Directive: All of the material below is to be repeated exactly.

[start Supplied entries]

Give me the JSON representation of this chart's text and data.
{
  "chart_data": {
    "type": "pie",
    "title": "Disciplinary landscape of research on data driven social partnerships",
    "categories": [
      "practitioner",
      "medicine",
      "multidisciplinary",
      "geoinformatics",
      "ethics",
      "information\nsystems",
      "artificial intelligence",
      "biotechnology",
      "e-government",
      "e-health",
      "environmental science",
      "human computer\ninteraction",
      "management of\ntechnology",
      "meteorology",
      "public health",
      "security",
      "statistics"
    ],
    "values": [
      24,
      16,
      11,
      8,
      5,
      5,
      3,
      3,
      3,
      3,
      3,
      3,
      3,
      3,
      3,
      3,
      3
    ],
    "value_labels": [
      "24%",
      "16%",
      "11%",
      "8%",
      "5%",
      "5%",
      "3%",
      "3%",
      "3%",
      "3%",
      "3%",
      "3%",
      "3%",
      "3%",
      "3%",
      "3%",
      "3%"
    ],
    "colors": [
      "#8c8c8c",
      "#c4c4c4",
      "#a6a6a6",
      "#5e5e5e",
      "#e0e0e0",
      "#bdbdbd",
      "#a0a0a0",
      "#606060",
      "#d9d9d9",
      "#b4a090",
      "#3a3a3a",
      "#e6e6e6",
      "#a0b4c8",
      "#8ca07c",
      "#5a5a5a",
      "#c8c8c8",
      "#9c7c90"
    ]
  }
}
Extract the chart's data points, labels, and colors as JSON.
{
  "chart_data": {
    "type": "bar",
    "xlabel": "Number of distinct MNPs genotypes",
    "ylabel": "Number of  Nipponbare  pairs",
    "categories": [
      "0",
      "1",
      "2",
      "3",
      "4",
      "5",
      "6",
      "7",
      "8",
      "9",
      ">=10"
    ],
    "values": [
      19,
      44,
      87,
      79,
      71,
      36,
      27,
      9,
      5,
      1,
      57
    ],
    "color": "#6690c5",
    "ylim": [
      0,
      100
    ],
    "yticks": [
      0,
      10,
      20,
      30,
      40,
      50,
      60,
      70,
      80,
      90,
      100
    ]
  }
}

[end Supplied entries]

Solution:
Give me the JSON representation of this chart's text and data.
{
  "chart_data": {
    "type": "pie",
    "title": "Disciplinary landscape of research on data driven social partnerships",
    "categories": [
      "practitioner",
      "medicine",
      "multidisciplinary",
      "geoinformatics",
      "ethics",
      "information\nsystems",
      "artificial intelligence",
      "biotechnology",
      "e-government",
      "e-health",
      "environmental science",
      "human computer\ninteraction",
      "management of\ntechnology",
      "meteorology",
      "public health",
      "security",
      "statistics"
    ],
    "values": [
      24,
      16,
      11,
      8,
      5,
      5,
      3,
      3,
      3,
      3,
      3,
      3,
      3,
      3,
      3,
      3,
      3
    ],
    "value_labels": [
      "24%",
      "16%",
      "11%",
      "8%",
      "5%",
      "5%",
      "3%",
      "3%",
      "3%",
      "3%",
      "3%",
      "3%",
      "3%",
      "3%",
      "3%",
      "3%",
      "3%"
    ],
    "colors": [
      "#8c8c8c",
      "#c4c4c4",
      "#a6a6a6",
      "#5e5e5e",
      "#e0e0e0",
      "#bdbdbd",
      "#a0a0a0",
      "#606060",
      "#d9d9d9",
      "#b4a090",
      "#3a3a3a",
      "#e6e6e6",
      "#a0b4c8",
      "#8ca07c",
      "#5a5a5a",
      "#c8c8c8",
      "#9c7c90"
    ]
  }
}
Extract the chart's data points, labels, and colors as JSON.
{
  "chart_data": {
    "type": "bar",
    "xlabel": "Number of distinct MNPs genotypes",
    "ylabel": "Number of  Nipponbare  pairs",
    "categories": [
      "0",
      "1",
      "2",
      "3",
      "4",
      "5",
      "6",
      "7",
      "8",
      "9",
      ">=10"
    ],
    "values": [
      19,
      44,
      87,
      79,
      71,
      36,
      27,
      9,
      5,
      1,
      57
    ],
    "color": "#6690c5",
    "ylim": [
      0,
      100
    ],
    "yticks": [
      0,
      10,
      20,
      30,
      40,
      50,
      60,
      70,
      80,
      90,
      100
    ]
  }
}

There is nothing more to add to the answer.